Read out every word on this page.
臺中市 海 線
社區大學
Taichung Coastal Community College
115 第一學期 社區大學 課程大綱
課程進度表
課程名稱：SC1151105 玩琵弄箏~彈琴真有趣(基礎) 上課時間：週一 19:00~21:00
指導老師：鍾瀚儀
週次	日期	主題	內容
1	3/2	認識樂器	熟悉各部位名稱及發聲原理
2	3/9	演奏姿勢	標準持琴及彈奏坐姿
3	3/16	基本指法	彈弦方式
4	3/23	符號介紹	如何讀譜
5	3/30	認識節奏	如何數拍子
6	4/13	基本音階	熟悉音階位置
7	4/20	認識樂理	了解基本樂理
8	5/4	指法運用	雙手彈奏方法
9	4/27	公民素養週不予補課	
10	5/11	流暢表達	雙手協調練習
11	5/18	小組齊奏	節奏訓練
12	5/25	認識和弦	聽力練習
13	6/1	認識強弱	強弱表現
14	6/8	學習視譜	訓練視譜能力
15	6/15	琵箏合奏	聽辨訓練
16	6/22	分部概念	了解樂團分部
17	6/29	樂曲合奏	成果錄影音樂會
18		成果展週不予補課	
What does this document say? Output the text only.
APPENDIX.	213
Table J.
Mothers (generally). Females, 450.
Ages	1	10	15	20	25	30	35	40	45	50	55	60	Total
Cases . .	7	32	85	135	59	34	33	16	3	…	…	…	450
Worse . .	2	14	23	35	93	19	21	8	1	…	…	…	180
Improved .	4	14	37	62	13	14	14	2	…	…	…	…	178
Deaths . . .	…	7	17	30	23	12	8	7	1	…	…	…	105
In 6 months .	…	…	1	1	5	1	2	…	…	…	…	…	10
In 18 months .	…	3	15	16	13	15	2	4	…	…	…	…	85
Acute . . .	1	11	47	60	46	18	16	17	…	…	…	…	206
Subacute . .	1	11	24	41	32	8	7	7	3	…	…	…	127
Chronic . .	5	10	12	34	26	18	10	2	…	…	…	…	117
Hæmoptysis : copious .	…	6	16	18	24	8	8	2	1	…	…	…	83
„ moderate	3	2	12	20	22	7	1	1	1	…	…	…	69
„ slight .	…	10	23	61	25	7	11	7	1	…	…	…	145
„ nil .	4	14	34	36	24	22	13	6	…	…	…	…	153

• Objective:
Beginning at the line that contains "What does this", retype each line of the listing up to and including the last one, exactly as it stands, and nothing else.

• Result for this exercise:
What does this document say? Output the text only.
APPENDIX.	213
Table J.
Mothers (generally). Females, 450.
Ages	1	10	15	20	25	30	35	40	45	50	55	60	Total
Cases . .	7	32	85	135	59	34	33	16	3	…	…	…	450
Worse . .	2	14	23	35	93	19	21	8	1	…	…	…	180
Improved .	4	14	37	62	13	14	14	2	…	…	…	…	178
Deaths . . .	…	7	17	30	23	12	8	7	1	…	…	…	105
In 6 months .	…	…	1	1	5	1	2	…	…	…	…	…	10
In 18 months .	…	3	15	16	13	15	2	4	…	…	…	…	85
Acute . . .	1	11	47	60	46	18	16	17	…	…	…	…	206
Subacute . .	1	11	24	41	32	8	7	7	3	…	…	…	127
Chronic . .	5	10	12	34	26	18	10	2	…	…	…	…	117
Hæmoptysis : copious .	…	6	16	18	24	8	8	2	1	…	…	…	83
„ moderate	3	2	12	20	22	7	1	1	1	…	…	…	69
„ slight .	…	10	23	61	25	7	11	7	1	…	…	…	145
„ nil .	4	14	34	36	24	22	13	6	…	…	…	…	153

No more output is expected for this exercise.